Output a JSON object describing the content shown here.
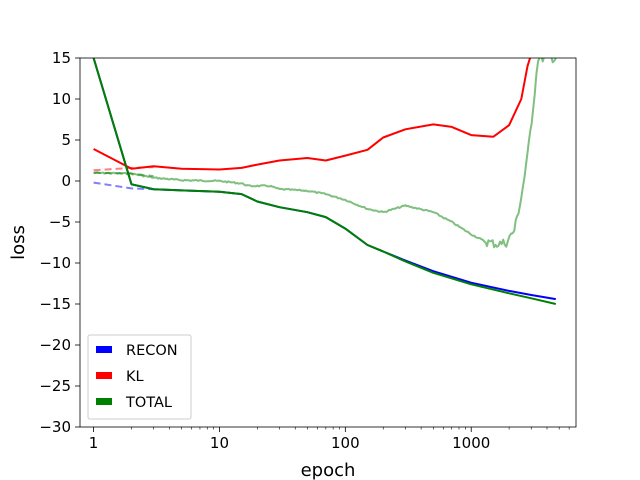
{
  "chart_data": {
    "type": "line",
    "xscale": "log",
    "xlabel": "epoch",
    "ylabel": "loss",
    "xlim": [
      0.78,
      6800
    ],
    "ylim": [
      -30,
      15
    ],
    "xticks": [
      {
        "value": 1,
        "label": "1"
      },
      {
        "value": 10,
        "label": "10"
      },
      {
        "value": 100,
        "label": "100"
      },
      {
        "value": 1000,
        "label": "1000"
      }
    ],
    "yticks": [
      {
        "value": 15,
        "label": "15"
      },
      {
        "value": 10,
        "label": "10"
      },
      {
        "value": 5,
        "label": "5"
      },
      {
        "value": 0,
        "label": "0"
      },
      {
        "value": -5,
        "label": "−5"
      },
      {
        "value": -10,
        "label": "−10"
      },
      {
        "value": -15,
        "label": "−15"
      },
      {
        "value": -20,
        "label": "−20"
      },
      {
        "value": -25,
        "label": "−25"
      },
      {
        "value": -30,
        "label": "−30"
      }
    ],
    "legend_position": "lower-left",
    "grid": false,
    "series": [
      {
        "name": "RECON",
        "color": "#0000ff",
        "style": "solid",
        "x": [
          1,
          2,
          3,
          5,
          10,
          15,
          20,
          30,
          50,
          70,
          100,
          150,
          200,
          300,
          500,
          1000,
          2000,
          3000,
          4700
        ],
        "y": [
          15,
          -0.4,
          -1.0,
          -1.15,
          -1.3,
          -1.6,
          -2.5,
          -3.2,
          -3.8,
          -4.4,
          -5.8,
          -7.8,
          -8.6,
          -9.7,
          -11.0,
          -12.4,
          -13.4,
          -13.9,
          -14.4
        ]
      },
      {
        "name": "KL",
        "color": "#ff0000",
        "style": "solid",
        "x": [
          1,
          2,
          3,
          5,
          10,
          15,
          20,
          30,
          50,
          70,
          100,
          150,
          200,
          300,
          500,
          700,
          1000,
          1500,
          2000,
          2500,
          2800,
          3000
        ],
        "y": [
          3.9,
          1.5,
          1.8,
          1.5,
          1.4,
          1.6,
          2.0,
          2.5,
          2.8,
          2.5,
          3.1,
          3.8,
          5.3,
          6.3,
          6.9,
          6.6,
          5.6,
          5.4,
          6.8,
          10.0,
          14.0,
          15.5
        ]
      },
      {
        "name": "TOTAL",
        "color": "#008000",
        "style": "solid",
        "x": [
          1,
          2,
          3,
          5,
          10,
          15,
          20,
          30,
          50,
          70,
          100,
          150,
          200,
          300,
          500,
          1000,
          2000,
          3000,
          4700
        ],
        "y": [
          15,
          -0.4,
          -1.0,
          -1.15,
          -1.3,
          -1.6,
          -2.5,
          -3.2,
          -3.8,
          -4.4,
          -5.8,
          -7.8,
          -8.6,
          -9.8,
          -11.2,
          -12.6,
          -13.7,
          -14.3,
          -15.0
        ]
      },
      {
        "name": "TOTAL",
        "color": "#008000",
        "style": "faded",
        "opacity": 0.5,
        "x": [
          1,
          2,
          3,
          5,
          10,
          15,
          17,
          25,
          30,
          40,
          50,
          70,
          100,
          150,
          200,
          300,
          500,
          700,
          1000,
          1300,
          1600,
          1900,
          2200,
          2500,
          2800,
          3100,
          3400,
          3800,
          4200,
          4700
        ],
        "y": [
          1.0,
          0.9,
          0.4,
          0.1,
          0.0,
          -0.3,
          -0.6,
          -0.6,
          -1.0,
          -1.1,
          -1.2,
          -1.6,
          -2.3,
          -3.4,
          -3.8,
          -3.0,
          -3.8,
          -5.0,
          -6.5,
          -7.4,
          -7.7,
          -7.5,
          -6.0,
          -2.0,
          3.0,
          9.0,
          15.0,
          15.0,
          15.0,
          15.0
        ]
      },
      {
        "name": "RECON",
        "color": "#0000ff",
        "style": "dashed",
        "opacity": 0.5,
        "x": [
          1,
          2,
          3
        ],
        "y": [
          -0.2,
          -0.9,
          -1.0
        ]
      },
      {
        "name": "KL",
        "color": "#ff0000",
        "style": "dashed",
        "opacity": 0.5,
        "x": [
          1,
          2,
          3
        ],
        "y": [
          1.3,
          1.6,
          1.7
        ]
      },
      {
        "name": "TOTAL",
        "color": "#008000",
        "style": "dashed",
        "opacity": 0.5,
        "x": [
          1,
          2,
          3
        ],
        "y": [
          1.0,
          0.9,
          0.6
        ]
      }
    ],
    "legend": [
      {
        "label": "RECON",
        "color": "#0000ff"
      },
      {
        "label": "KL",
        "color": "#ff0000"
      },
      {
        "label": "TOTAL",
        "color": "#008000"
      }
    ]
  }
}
####################
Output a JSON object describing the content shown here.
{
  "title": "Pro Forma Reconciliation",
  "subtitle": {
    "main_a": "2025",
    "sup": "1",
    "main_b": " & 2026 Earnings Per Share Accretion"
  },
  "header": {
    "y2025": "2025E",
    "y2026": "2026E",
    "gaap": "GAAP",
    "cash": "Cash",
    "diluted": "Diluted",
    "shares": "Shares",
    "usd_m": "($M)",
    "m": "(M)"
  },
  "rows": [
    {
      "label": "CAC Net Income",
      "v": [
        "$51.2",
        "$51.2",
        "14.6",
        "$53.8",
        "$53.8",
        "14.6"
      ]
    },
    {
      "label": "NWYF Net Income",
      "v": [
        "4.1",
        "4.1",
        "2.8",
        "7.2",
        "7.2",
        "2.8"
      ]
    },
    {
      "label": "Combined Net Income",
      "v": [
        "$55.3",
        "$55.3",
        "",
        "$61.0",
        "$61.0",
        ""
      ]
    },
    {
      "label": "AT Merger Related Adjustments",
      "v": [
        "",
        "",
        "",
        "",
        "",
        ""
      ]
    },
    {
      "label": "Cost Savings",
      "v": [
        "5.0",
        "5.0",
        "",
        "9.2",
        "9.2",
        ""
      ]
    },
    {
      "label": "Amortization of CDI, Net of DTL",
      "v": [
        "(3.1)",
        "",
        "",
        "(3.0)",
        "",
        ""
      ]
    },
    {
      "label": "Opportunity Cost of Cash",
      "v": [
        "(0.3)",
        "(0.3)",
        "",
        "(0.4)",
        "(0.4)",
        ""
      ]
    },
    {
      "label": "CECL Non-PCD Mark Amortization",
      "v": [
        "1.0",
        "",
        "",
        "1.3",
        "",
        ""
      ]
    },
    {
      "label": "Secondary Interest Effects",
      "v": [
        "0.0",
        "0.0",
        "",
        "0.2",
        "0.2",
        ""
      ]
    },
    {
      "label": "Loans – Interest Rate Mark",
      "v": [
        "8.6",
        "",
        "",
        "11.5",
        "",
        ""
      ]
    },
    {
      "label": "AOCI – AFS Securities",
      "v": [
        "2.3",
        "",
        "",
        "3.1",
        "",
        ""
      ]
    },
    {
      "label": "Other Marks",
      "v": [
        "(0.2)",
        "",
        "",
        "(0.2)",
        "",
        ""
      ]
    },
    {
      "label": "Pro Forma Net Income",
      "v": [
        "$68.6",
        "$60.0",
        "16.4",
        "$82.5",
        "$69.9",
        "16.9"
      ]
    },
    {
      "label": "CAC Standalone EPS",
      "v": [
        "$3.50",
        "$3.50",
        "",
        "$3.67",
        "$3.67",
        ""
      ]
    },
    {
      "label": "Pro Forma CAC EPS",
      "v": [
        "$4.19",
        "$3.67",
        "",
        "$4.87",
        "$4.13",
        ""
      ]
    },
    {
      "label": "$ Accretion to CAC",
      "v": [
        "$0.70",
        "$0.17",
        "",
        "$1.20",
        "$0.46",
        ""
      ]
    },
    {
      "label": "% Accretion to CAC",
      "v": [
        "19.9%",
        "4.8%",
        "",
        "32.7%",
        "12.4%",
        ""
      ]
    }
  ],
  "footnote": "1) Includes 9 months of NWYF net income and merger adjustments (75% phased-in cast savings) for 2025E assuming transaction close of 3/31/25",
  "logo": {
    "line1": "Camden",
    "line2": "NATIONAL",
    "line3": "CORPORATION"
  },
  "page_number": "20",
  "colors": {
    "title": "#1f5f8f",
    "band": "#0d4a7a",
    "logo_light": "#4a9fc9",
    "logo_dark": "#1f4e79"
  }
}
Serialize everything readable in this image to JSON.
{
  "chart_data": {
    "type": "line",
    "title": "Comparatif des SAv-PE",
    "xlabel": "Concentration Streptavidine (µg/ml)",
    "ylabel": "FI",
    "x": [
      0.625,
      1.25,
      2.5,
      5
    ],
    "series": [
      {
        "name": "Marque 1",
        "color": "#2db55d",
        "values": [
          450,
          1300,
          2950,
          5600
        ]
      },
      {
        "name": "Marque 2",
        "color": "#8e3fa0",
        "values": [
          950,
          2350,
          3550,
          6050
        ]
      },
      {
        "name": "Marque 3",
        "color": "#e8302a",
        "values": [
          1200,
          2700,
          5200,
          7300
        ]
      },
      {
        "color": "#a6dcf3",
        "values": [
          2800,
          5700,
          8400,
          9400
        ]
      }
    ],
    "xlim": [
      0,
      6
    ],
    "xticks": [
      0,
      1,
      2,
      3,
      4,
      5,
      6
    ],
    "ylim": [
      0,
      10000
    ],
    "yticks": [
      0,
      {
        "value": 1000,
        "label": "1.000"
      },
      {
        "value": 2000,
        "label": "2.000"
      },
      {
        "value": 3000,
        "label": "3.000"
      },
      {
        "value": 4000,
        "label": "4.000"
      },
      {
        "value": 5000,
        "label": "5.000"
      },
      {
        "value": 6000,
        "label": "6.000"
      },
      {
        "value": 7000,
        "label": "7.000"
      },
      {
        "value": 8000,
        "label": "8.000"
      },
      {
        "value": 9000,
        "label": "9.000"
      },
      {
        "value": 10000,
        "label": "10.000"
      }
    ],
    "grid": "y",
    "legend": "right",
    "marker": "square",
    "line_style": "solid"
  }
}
####################
**WRITTEN INSTRUCTION**
Gather each line that holds "xlabel".

**EXPECTED ANSWER**
    "xlabel": "epoch",
    "xlabel": "Concentration Streptavidine (µg/ml)",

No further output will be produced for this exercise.